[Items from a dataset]

·····

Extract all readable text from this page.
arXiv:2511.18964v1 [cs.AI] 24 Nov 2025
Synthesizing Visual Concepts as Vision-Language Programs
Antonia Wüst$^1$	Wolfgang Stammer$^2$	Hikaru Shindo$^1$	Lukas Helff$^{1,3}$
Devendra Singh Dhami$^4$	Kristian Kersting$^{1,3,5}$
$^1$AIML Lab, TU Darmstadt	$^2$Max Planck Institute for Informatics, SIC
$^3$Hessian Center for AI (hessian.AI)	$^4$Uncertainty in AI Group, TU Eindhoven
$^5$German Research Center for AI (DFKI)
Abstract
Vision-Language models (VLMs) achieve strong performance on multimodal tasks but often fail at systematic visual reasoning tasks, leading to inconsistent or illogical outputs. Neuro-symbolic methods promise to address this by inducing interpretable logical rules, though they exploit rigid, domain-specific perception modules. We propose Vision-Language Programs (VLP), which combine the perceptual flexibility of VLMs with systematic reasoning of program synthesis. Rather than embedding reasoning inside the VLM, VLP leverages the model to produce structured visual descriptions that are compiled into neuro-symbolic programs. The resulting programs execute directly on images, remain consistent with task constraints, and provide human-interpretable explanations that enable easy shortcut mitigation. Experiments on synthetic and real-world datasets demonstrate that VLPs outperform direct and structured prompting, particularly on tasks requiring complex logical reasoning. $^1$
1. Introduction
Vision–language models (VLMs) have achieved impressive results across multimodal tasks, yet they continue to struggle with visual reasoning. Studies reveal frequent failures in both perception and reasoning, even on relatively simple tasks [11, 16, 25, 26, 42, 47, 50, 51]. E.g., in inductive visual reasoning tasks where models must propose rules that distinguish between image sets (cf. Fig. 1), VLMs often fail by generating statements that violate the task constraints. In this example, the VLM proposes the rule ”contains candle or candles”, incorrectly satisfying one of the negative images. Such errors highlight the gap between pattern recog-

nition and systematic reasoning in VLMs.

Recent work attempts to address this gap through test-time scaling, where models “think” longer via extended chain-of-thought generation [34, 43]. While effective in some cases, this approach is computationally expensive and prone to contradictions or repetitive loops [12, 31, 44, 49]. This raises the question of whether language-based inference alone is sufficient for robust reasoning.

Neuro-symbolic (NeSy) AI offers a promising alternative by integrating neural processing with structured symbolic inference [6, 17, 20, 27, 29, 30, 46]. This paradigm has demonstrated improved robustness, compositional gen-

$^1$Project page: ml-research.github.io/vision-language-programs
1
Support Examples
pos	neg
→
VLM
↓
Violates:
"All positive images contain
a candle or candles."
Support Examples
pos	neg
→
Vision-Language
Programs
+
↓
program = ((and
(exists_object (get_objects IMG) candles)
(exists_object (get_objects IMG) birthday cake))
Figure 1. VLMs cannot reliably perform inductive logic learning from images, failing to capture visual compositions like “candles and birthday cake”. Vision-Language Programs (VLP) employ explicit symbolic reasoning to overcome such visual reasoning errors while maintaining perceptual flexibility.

·····

## Written instruction
All lines that include "cake" are to be gathered and copied.

## Output
(exists_object (get_objects IMG) birthday cake))
Figure 1. VLMs cannot reliably perform inductive logic learning from images, failing to capture visual compositions like “candles and birthday cake”. Vision-Language Programs (VLP) employ explicit symbolic reasoning to overcome such visual reasoning errors while maintaining perceptual flexibility.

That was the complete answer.